━━━━━ RECORD SET ━━━━━

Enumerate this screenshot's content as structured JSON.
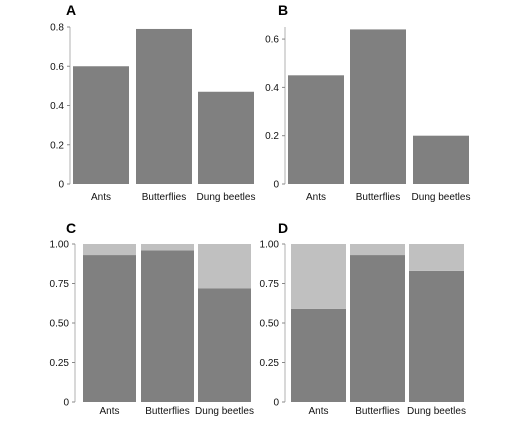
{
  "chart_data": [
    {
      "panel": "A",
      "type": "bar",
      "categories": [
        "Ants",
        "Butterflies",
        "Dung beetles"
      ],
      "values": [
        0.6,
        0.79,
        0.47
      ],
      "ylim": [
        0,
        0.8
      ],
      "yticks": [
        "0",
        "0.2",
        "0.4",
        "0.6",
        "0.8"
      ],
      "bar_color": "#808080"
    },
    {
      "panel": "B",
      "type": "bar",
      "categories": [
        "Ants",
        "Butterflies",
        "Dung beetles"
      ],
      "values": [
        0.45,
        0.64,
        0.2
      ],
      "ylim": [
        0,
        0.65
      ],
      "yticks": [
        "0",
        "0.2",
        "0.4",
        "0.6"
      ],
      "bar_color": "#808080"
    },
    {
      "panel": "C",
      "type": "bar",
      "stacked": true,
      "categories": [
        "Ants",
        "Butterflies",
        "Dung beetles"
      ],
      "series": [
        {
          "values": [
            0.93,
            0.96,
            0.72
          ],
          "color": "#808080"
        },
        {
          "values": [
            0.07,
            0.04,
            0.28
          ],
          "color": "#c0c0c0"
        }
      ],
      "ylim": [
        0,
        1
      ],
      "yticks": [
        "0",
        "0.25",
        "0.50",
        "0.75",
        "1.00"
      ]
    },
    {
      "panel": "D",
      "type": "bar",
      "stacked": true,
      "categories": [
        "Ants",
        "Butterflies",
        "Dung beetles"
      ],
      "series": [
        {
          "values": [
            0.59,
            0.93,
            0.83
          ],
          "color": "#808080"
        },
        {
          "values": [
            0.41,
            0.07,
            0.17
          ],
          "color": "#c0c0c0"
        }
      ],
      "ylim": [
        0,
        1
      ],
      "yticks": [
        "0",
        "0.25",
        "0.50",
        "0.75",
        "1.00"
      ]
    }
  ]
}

━━━━━
━━━━━ RECORD SET ━━━━━

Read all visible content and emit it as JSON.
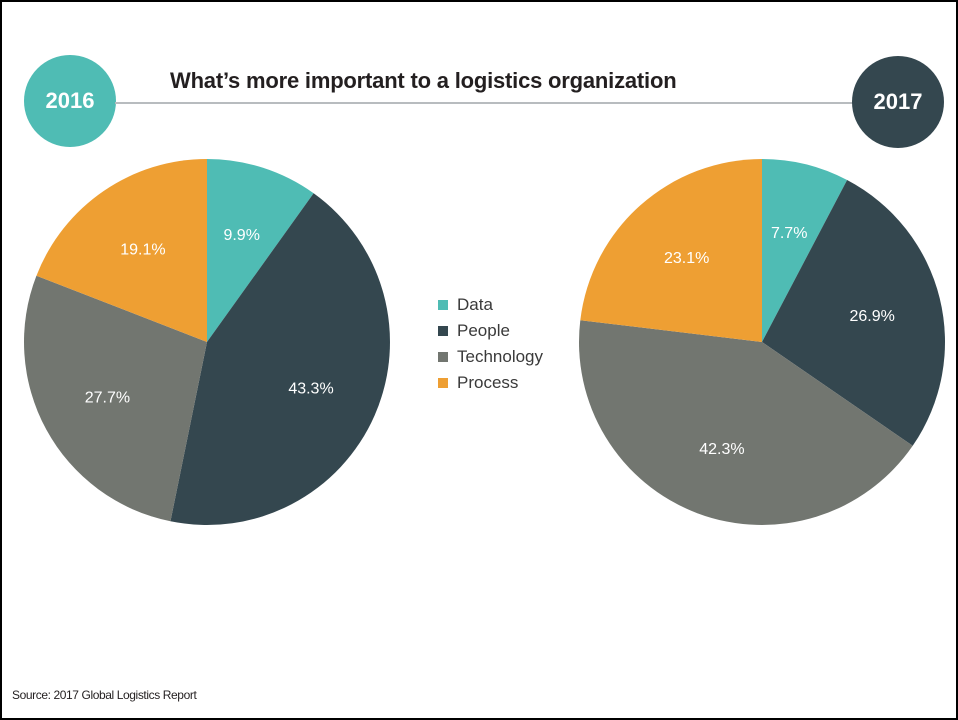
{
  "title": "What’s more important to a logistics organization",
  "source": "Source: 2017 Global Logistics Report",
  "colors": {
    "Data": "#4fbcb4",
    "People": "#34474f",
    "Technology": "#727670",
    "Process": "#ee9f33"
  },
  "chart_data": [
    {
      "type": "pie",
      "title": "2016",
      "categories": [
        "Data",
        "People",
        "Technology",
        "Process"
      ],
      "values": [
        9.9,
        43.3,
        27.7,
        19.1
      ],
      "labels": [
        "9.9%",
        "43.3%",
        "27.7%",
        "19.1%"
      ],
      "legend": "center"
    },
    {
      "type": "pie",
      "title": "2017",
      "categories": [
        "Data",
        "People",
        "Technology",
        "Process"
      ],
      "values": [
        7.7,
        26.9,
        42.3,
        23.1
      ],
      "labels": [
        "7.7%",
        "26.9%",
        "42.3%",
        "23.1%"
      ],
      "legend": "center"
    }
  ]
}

━━━━━

- _AIM_
Using the records above, find and show each line with the string "JSON".

- _WRITTEN SOLUTION_
Enumerate this screenshot's content as structured JSON.
Read all visible content and emit it as JSON.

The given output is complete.